(Data tied to figure images)

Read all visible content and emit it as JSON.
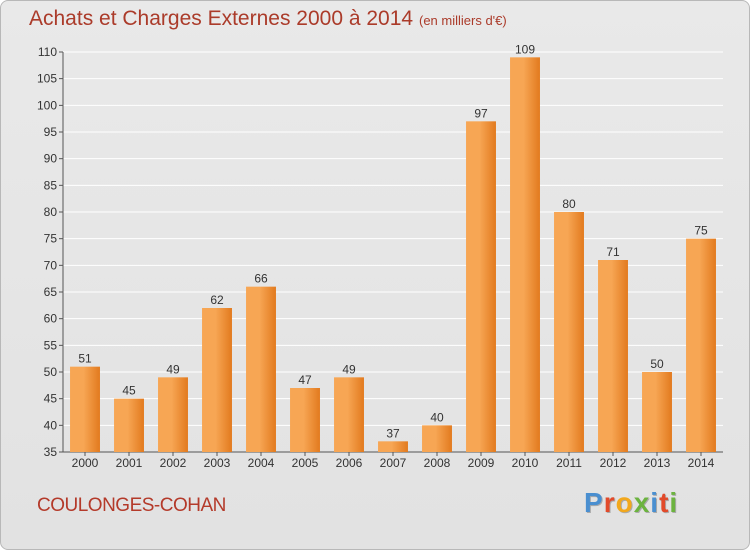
{
  "title": "Achats et Charges Externes 2000 à 2014",
  "unit_note": "(en milliers d'€)",
  "commune": "COULONGES-COHAN",
  "logo": {
    "text": "Proxiti",
    "letter_colors": [
      "#4a8fd0",
      "#e24a2a",
      "#f2a81d",
      "#6cb33f",
      "#4a8fd0",
      "#e24a2a",
      "#6cb33f"
    ]
  },
  "colors": {
    "bar_light": "#f7a654",
    "bar_dark": "#e27a1e",
    "text": "#333333",
    "grid": "#ffffff",
    "title": "#ab3b2a"
  },
  "chart_data": {
    "type": "bar",
    "categories": [
      "2000",
      "2001",
      "2002",
      "2003",
      "2004",
      "2005",
      "2006",
      "2007",
      "2008",
      "2009",
      "2010",
      "2011",
      "2012",
      "2013",
      "2014"
    ],
    "values": [
      51,
      45,
      49,
      62,
      66,
      47,
      49,
      37,
      40,
      97,
      109,
      80,
      71,
      50,
      75
    ],
    "ylim": [
      35,
      110
    ],
    "yticks": [
      35,
      40,
      45,
      50,
      55,
      60,
      65,
      70,
      75,
      80,
      85,
      90,
      95,
      100,
      105,
      110
    ],
    "xlabel": "",
    "ylabel": "",
    "grid": true,
    "data_labels": true
  }
}
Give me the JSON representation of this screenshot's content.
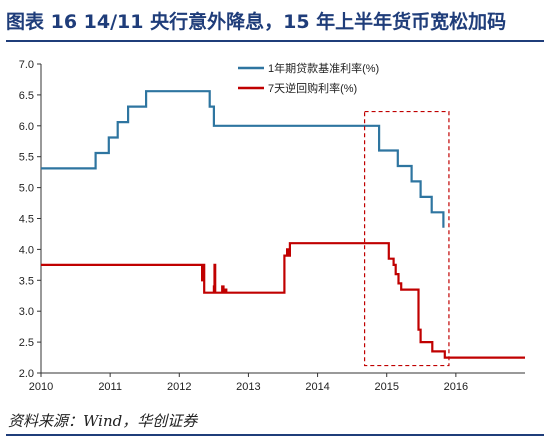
{
  "header": {
    "title": "图表 16   14/11 央行意外降息，15 年上半年货币宽松加码"
  },
  "footer": {
    "source": "资料来源：Wind，华创证券"
  },
  "colors": {
    "title": "#1f3d7a",
    "loan_rate": "#2e75a0",
    "repo_rate": "#c00000",
    "highlight_box": "#c00000"
  },
  "chart_data": {
    "type": "line",
    "title": "",
    "xlabel": "",
    "ylabel": "",
    "xlim": [
      2010,
      2017
    ],
    "ylim": [
      2.0,
      7.0
    ],
    "x_ticks": [
      "2010",
      "2011",
      "2012",
      "2013",
      "2014",
      "2015",
      "2016"
    ],
    "y_ticks": [
      "7.0",
      "6.5",
      "6.0",
      "5.5",
      "5.0",
      "4.5",
      "4.0",
      "3.5",
      "3.0",
      "2.5",
      "2.0"
    ],
    "grid": false,
    "legend_position": "top-right",
    "series": [
      {
        "name": "1年期贷款基准利率(%)",
        "step": true,
        "points": [
          [
            2010.0,
            5.31
          ],
          [
            2010.79,
            5.56
          ],
          [
            2010.98,
            5.81
          ],
          [
            2011.11,
            6.06
          ],
          [
            2011.26,
            6.31
          ],
          [
            2011.52,
            6.56
          ],
          [
            2012.44,
            6.31
          ],
          [
            2012.5,
            6.0
          ],
          [
            2014.89,
            5.6
          ],
          [
            2015.16,
            5.35
          ],
          [
            2015.36,
            5.1
          ],
          [
            2015.49,
            4.85
          ],
          [
            2015.65,
            4.6
          ],
          [
            2015.82,
            4.35
          ],
          [
            2015.82,
            4.35
          ]
        ]
      },
      {
        "name": "7天逆回购利率(%)",
        "step": true,
        "points": [
          [
            2010.0,
            3.75
          ],
          [
            2012.33,
            3.5
          ],
          [
            2012.35,
            3.75
          ],
          [
            2012.36,
            3.3
          ],
          [
            2012.5,
            3.4
          ],
          [
            2012.51,
            3.75
          ],
          [
            2012.52,
            3.3
          ],
          [
            2012.62,
            3.4
          ],
          [
            2012.64,
            3.3
          ],
          [
            2012.66,
            3.35
          ],
          [
            2012.68,
            3.3
          ],
          [
            2013.52,
            3.9
          ],
          [
            2013.56,
            4.0
          ],
          [
            2013.57,
            3.9
          ],
          [
            2013.6,
            4.1
          ],
          [
            2014.58,
            4.1
          ],
          [
            2015.03,
            3.85
          ],
          [
            2015.1,
            3.75
          ],
          [
            2015.13,
            3.6
          ],
          [
            2015.17,
            3.45
          ],
          [
            2015.21,
            3.35
          ],
          [
            2015.46,
            2.7
          ],
          [
            2015.49,
            2.5
          ],
          [
            2015.66,
            2.35
          ],
          [
            2015.84,
            2.25
          ],
          [
            2016.0,
            2.25
          ],
          [
            2017.0,
            2.25
          ]
        ]
      }
    ],
    "highlight_box": {
      "x": [
        2014.68,
        2015.9
      ],
      "y": [
        2.12,
        6.23
      ]
    }
  }
}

■ **Aim of the task**: Every record above should be transcribed exactly; the pictures stay out of the copy.

■ **Response for this exercise**:
Read all visible content and emit it as JSON.
{
  "title": "Achats et Charges Externes 2000 à 2014",
  "unit_note": "(en milliers d'€)",
  "commune": "COULONGES-COHAN",
  "logo": {
    "text": "Proxiti",
    "letter_colors": [
      "#4a8fd0",
      "#e24a2a",
      "#f2a81d",
      "#6cb33f",
      "#4a8fd0",
      "#e24a2a",
      "#6cb33f"
    ]
  },
  "colors": {
    "bar_light": "#f7a654",
    "bar_dark": "#e27a1e",
    "text": "#333333",
    "grid": "#ffffff",
    "title": "#ab3b2a"
  },
  "chart_data": {
    "type": "bar",
    "categories": [
      "2000",
      "2001",
      "2002",
      "2003",
      "2004",
      "2005",
      "2006",
      "2007",
      "2008",
      "2009",
      "2010",
      "2011",
      "2012",
      "2013",
      "2014"
    ],
    "values": [
      51,
      45,
      49,
      62,
      66,
      47,
      49,
      37,
      40,
      97,
      109,
      80,
      71,
      50,
      75
    ],
    "ylim": [
      35,
      110
    ],
    "yticks": [
      35,
      40,
      45,
      50,
      55,
      60,
      65,
      70,
      75,
      80,
      85,
      90,
      95,
      100,
      105,
      110
    ],
    "xlabel": "",
    "ylabel": "",
    "grid": true,
    "data_labels": true
  }
}
Give me the JSON representation of this screenshot's content.
{
  "header": {
    "title": "图表 16   14/11 央行意外降息，15 年上半年货币宽松加码"
  },
  "footer": {
    "source": "资料来源：Wind，华创证券"
  },
  "colors": {
    "title": "#1f3d7a",
    "loan_rate": "#2e75a0",
    "repo_rate": "#c00000",
    "highlight_box": "#c00000"
  },
  "chart_data": {
    "type": "line",
    "title": "",
    "xlabel": "",
    "ylabel": "",
    "xlim": [
      2010,
      2017
    ],
    "ylim": [
      2.0,
      7.0
    ],
    "x_ticks": [
      "2010",
      "2011",
      "2012",
      "2013",
      "2014",
      "2015",
      "2016"
    ],
    "y_ticks": [
      "7.0",
      "6.5",
      "6.0",
      "5.5",
      "5.0",
      "4.5",
      "4.0",
      "3.5",
      "3.0",
      "2.5",
      "2.0"
    ],
    "grid": false,
    "legend_position": "top-right",
    "series": [
      {
        "name": "1年期贷款基准利率(%)",
        "step": true,
        "points": [
          [
            2010.0,
            5.31
          ],
          [
            2010.79,
            5.56
          ],
          [
            2010.98,
            5.81
          ],
          [
            2011.11,
            6.06
          ],
          [
            2011.26,
            6.31
          ],
          [
            2011.52,
            6.56
          ],
          [
            2012.44,
            6.31
          ],
          [
            2012.5,
            6.0
          ],
          [
            2014.89,
            5.6
          ],
          [
            2015.16,
            5.35
          ],
          [
            2015.36,
            5.1
          ],
          [
            2015.49,
            4.85
          ],
          [
            2015.65,
            4.6
          ],
          [
            2015.82,
            4.35
          ],
          [
            2015.82,
            4.35
          ]
        ]
      },
      {
        "name": "7天逆回购利率(%)",
        "step": true,
        "points": [
          [
            2010.0,
            3.75
          ],
          [
            2012.33,
            3.5
          ],
          [
            2012.35,
            3.75
          ],
          [
            2012.36,
            3.3
          ],
          [
            2012.5,
            3.4
          ],
          [
            2012.51,
            3.75
          ],
          [
            2012.52,
            3.3
          ],
          [
            2012.62,
            3.4
          ],
          [
            2012.64,
            3.3
          ],
          [
            2012.66,
            3.35
          ],
          [
            2012.68,
            3.3
          ],
          [
            2013.52,
            3.9
          ],
          [
            2013.56,
            4.0
          ],
          [
            2013.57,
            3.9
          ],
          [
            2013.6,
            4.1
          ],
          [
            2014.58,
            4.1
          ],
          [
            2015.03,
            3.85
          ],
          [
            2015.1,
            3.75
          ],
          [
            2015.13,
            3.6
          ],
          [
            2015.17,
            3.45
          ],
          [
            2015.21,
            3.35
          ],
          [
            2015.46,
            2.7
          ],
          [
            2015.49,
            2.5
          ],
          [
            2015.66,
            2.35
          ],
          [
            2015.84,
            2.25
          ],
          [
            2016.0,
            2.25
          ],
          [
            2017.0,
            2.25
          ]
        ]
      }
    ],
    "highlight_box": {
      "x": [
        2014.68,
        2015.9
      ],
      "y": [
        2.12,
        6.23
      ]
    }
  }
}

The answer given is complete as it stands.